(Given exercise):
Please restate the following records word for word.

(begin)

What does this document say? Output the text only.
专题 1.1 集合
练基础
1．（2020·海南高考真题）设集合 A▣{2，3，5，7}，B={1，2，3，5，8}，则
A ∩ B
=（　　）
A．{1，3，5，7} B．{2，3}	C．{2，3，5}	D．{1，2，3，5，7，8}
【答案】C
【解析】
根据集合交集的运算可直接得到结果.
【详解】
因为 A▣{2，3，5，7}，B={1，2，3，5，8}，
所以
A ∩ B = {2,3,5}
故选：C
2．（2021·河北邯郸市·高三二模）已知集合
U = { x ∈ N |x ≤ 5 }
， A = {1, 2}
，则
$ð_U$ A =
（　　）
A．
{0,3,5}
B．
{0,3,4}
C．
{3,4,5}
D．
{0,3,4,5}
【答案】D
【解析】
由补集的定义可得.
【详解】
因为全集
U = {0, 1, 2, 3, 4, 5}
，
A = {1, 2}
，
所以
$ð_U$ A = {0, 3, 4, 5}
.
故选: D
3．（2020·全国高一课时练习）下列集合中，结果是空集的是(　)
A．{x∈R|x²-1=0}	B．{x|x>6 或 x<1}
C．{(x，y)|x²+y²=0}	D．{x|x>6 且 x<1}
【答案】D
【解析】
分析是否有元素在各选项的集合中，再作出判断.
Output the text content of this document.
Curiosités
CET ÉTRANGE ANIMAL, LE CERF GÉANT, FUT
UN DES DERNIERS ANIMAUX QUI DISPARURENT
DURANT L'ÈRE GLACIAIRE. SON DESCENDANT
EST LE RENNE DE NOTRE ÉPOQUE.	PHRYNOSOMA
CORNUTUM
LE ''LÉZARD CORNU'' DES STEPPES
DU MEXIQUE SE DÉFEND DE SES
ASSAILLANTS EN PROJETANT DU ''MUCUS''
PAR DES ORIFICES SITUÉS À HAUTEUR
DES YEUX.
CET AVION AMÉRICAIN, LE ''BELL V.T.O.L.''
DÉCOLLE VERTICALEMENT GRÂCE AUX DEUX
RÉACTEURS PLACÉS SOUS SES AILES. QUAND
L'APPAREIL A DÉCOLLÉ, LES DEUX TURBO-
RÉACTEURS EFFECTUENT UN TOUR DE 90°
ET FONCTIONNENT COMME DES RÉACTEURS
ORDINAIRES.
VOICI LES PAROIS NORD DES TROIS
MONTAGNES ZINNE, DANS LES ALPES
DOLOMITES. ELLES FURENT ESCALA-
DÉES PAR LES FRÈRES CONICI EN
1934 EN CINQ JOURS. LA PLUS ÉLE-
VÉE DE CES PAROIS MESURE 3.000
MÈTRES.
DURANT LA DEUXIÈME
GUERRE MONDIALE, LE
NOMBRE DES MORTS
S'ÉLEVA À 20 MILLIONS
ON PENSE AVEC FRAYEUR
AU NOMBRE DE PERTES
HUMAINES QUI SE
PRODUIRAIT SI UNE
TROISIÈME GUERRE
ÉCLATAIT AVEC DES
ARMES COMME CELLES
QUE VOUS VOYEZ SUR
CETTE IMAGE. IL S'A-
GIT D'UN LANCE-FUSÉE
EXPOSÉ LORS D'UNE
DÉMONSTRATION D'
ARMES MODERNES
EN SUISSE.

(end)

(Exercise answer):
What does this document say? Output the text only.
专题 1.1 集合
练基础
1．（2020·海南高考真题）设集合 A▣{2，3，5，7}，B={1，2，3，5，8}，则
A ∩ B
=（　　）
A．{1，3，5，7} B．{2，3}	C．{2，3，5}	D．{1，2，3，5，7，8}
【答案】C
【解析】
根据集合交集的运算可直接得到结果.
【详解】
因为 A▣{2，3，5，7}，B={1，2，3，5，8}，
所以
A ∩ B = {2,3,5}
故选：C
2．（2021·河北邯郸市·高三二模）已知集合
U = { x ∈ N |x ≤ 5 }
， A = {1, 2}
，则
$ð_U$ A =
（　　）
A．
{0,3,5}
B．
{0,3,4}
C．
{3,4,5}
D．
{0,3,4,5}
【答案】D
【解析】
由补集的定义可得.
【详解】
因为全集
U = {0, 1, 2, 3, 4, 5}
，
A = {1, 2}
，
所以
$ð_U$ A = {0, 3, 4, 5}
.
故选: D
3．（2020·全国高一课时练习）下列集合中，结果是空集的是(　)
A．{x∈R|x²-1=0}	B．{x|x>6 或 x<1}
C．{(x，y)|x²+y²=0}	D．{x|x>6 且 x<1}
【答案】D
【解析】
分析是否有元素在各选项的集合中，再作出判断.
Output the text content of this document.
Curiosités
CET ÉTRANGE ANIMAL, LE CERF GÉANT, FUT
UN DES DERNIERS ANIMAUX QUI DISPARURENT
DURANT L'ÈRE GLACIAIRE. SON DESCENDANT
EST LE RENNE DE NOTRE ÉPOQUE.	PHRYNOSOMA
CORNUTUM
LE ''LÉZARD CORNU'' DES STEPPES
DU MEXIQUE SE DÉFEND DE SES
ASSAILLANTS EN PROJETANT DU ''MUCUS''
PAR DES ORIFICES SITUÉS À HAUTEUR
DES YEUX.
CET AVION AMÉRICAIN, LE ''BELL V.T.O.L.''
DÉCOLLE VERTICALEMENT GRÂCE AUX DEUX
RÉACTEURS PLACÉS SOUS SES AILES. QUAND
L'APPAREIL A DÉCOLLÉ, LES DEUX TURBO-
RÉACTEURS EFFECTUENT UN TOUR DE 90°
ET FONCTIONNENT COMME DES RÉACTEURS
ORDINAIRES.
VOICI LES PAROIS NORD DES TROIS
MONTAGNES ZINNE, DANS LES ALPES
DOLOMITES. ELLES FURENT ESCALA-
DÉES PAR LES FRÈRES CONICI EN
1934 EN CINQ JOURS. LA PLUS ÉLE-
VÉE DE CES PAROIS MESURE 3.000
MÈTRES.
DURANT LA DEUXIÈME
GUERRE MONDIALE, LE
NOMBRE DES MORTS
S'ÉLEVA À 20 MILLIONS
ON PENSE AVEC FRAYEUR
AU NOMBRE DE PERTES
HUMAINES QUI SE
PRODUIRAIT SI UNE
TROISIÈME GUERRE
ÉCLATAIT AVEC DES
ARMES COMME CELLES
QUE VOUS VOYEZ SUR
CETTE IMAGE. IL S'A-
GIT D'UN LANCE-FUSÉE
EXPOSÉ LORS D'UNE
DÉMONSTRATION D'
ARMES MODERNES
EN SUISSE.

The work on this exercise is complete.